_GIVEN INSTRUCTION_.
Repeat each entry word for word. Leave any images out of the copy.
--- Start DATA EXCERPTS ---
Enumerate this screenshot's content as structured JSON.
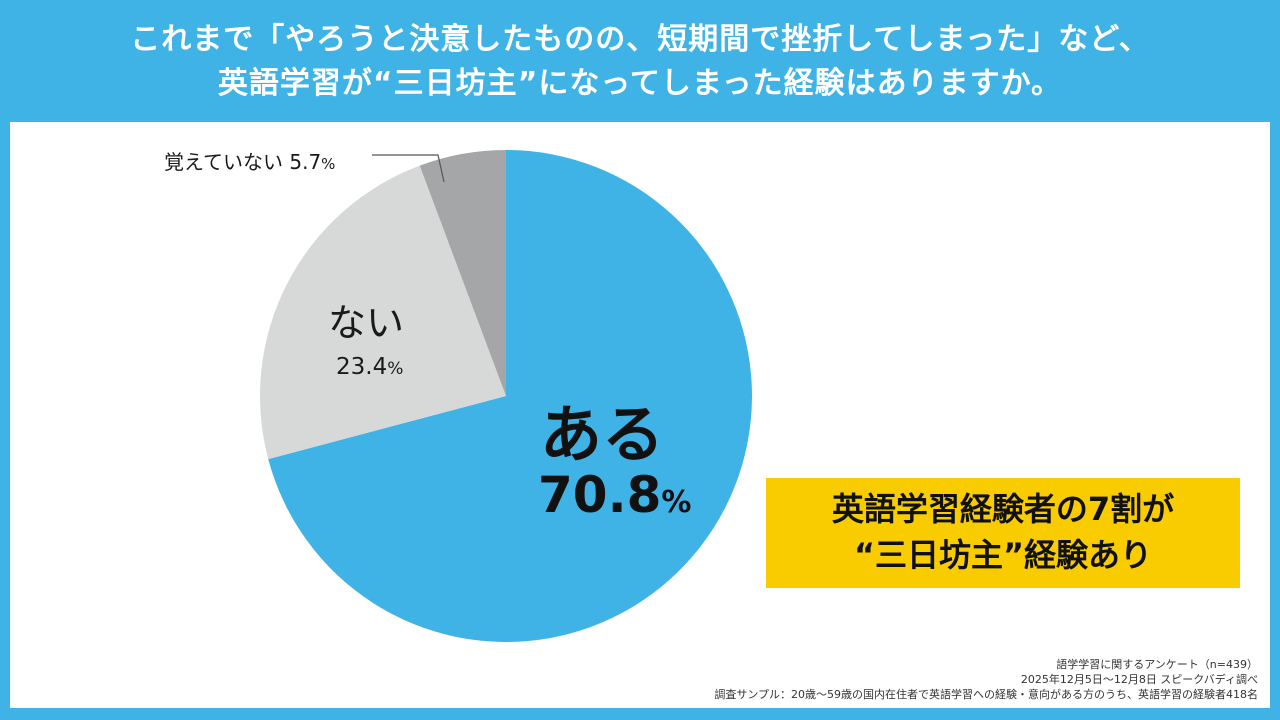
{
  "title": {
    "line1": "これまで「やろうと決意したものの、短期間で挫折してしまった」など、",
    "line2": "英語学習が“三日坊主”になってしまった経験はありますか。"
  },
  "chart_data": {
    "type": "pie",
    "start_angle_deg": 0,
    "direction": "clockwise",
    "slices": [
      {
        "label": "ある",
        "value": 70.8,
        "value_text": "70.8",
        "unit": "%",
        "color": "#3fb3e6"
      },
      {
        "label": "ない",
        "value": 23.4,
        "value_text": "23.4",
        "unit": "%",
        "color": "#d7d8d8"
      },
      {
        "label": "覚えていない",
        "value": 5.7,
        "value_text": "5.7",
        "unit": "%",
        "color": "#a5a6a8"
      }
    ]
  },
  "callout": {
    "line1": "英語学習経験者の7割が",
    "line2": "“三日坊主”経験あり"
  },
  "notes": {
    "line1": "語学学習に関するアンケート（n=439）",
    "line2": "2025年12月5日～12月8日 スピークバディ調べ",
    "line3": "調査サンプル：20歳～59歳の国内在住者で英語学習への経験・意向がある方のうち、英語学習の経験者418名"
  }
}
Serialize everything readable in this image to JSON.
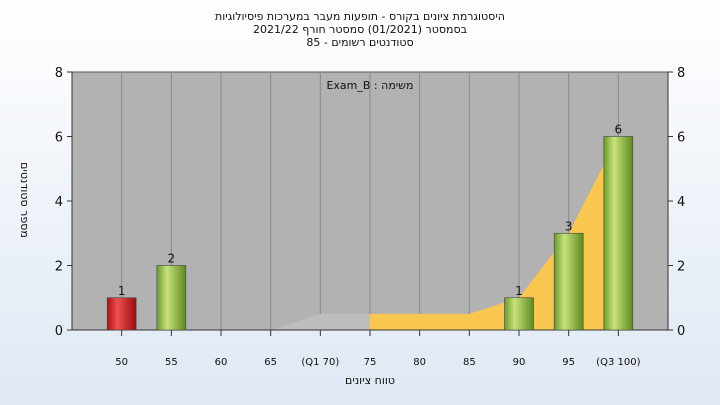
{
  "header": {
    "title_line1": "היסטוגרמת ציונים בקורס - תופעות מעבר במערכות פיסיולוגיות",
    "title_line2": "בסמסטר  (01/2021)  סמסטר חורף 2021/22",
    "title_line3": "סטודנטים רשומים - 85"
  },
  "annotation": "משימה : Exam_B",
  "chart_data": {
    "type": "bar",
    "title": "היסטוגרמת ציונים בקורס - תופעות מעבר במערכות פיסיולוגיות",
    "xlabel": "טווח ציונים",
    "ylabel": "מספר סטודנטים",
    "ylim": [
      0,
      8
    ],
    "yticks": [
      0,
      2,
      4,
      6,
      8
    ],
    "xlim": [
      45,
      105
    ],
    "xticks": [
      {
        "value": 50,
        "label": "50"
      },
      {
        "value": 55,
        "label": "55"
      },
      {
        "value": 60,
        "label": "60"
      },
      {
        "value": 65,
        "label": "65"
      },
      {
        "value": 70,
        "label": "(Q1 70)"
      },
      {
        "value": 75,
        "label": "75"
      },
      {
        "value": 80,
        "label": "80"
      },
      {
        "value": 85,
        "label": "85"
      },
      {
        "value": 90,
        "label": "90"
      },
      {
        "value": 95,
        "label": "95"
      },
      {
        "value": 100,
        "label": "(Q3 100)"
      }
    ],
    "bars": [
      {
        "x": 50,
        "value": 1,
        "label": "1",
        "color": "#d92020"
      },
      {
        "x": 55,
        "value": 2,
        "label": "2",
        "color": "#8fc040"
      },
      {
        "x": 90,
        "value": 1,
        "label": "1",
        "color": "#8fc040"
      },
      {
        "x": 95,
        "value": 3,
        "label": "3",
        "color": "#8fc040"
      },
      {
        "x": 100,
        "value": 6,
        "label": "6",
        "color": "#8fc040"
      }
    ],
    "background_area": {
      "gray": {
        "points": [
          [
            65,
            0
          ],
          [
            70,
            0.5
          ],
          [
            75,
            0.5
          ]
        ],
        "color": "#bdbdbd"
      },
      "yellow": {
        "points": [
          [
            75,
            0.5
          ],
          [
            85,
            0.5
          ],
          [
            90,
            1
          ],
          [
            95,
            3
          ],
          [
            100,
            6
          ]
        ],
        "color": "#f9c74f"
      }
    },
    "plot_background": "#b2b2b2",
    "grid": "vertical"
  }
}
--- End DATA EXCERPTS ---
_EXERCISE RESULT_.
Enumerate this screenshot's content as structured JSON.
{
  "title": {
    "line1": "これまで「やろうと決意したものの、短期間で挫折してしまった」など、",
    "line2": "英語学習が“三日坊主”になってしまった経験はありますか。"
  },
  "chart_data": {
    "type": "pie",
    "start_angle_deg": 0,
    "direction": "clockwise",
    "slices": [
      {
        "label": "ある",
        "value": 70.8,
        "value_text": "70.8",
        "unit": "%",
        "color": "#3fb3e6"
      },
      {
        "label": "ない",
        "value": 23.4,
        "value_text": "23.4",
        "unit": "%",
        "color": "#d7d8d8"
      },
      {
        "label": "覚えていない",
        "value": 5.7,
        "value_text": "5.7",
        "unit": "%",
        "color": "#a5a6a8"
      }
    ]
  },
  "callout": {
    "line1": "英語学習経験者の7割が",
    "line2": "“三日坊主”経験あり"
  },
  "notes": {
    "line1": "語学学習に関するアンケート（n=439）",
    "line2": "2025年12月5日～12月8日 スピークバディ調べ",
    "line3": "調査サンプル：20歳～59歳の国内在住者で英語学習への経験・意向がある方のうち、英語学習の経験者418名"
  }
}
Serialize everything readable in this image to JSON.
{
  "header": {
    "title_line1": "היסטוגרמת ציונים בקורס - תופעות מעבר במערכות פיסיולוגיות",
    "title_line2": "בסמסטר  (01/2021)  סמסטר חורף 2021/22",
    "title_line3": "סטודנטים רשומים - 85"
  },
  "annotation": "משימה : Exam_B",
  "chart_data": {
    "type": "bar",
    "title": "היסטוגרמת ציונים בקורס - תופעות מעבר במערכות פיסיולוגיות",
    "xlabel": "טווח ציונים",
    "ylabel": "מספר סטודנטים",
    "ylim": [
      0,
      8
    ],
    "yticks": [
      0,
      2,
      4,
      6,
      8
    ],
    "xlim": [
      45,
      105
    ],
    "xticks": [
      {
        "value": 50,
        "label": "50"
      },
      {
        "value": 55,
        "label": "55"
      },
      {
        "value": 60,
        "label": "60"
      },
      {
        "value": 65,
        "label": "65"
      },
      {
        "value": 70,
        "label": "(Q1 70)"
      },
      {
        "value": 75,
        "label": "75"
      },
      {
        "value": 80,
        "label": "80"
      },
      {
        "value": 85,
        "label": "85"
      },
      {
        "value": 90,
        "label": "90"
      },
      {
        "value": 95,
        "label": "95"
      },
      {
        "value": 100,
        "label": "(Q3 100)"
      }
    ],
    "bars": [
      {
        "x": 50,
        "value": 1,
        "label": "1",
        "color": "#d92020"
      },
      {
        "x": 55,
        "value": 2,
        "label": "2",
        "color": "#8fc040"
      },
      {
        "x": 90,
        "value": 1,
        "label": "1",
        "color": "#8fc040"
      },
      {
        "x": 95,
        "value": 3,
        "label": "3",
        "color": "#8fc040"
      },
      {
        "x": 100,
        "value": 6,
        "label": "6",
        "color": "#8fc040"
      }
    ],
    "background_area": {
      "gray": {
        "points": [
          [
            65,
            0
          ],
          [
            70,
            0.5
          ],
          [
            75,
            0.5
          ]
        ],
        "color": "#bdbdbd"
      },
      "yellow": {
        "points": [
          [
            75,
            0.5
          ],
          [
            85,
            0.5
          ],
          [
            90,
            1
          ],
          [
            95,
            3
          ],
          [
            100,
            6
          ]
        ],
        "color": "#f9c74f"
      }
    },
    "plot_background": "#b2b2b2",
    "grid": "vertical"
  }
}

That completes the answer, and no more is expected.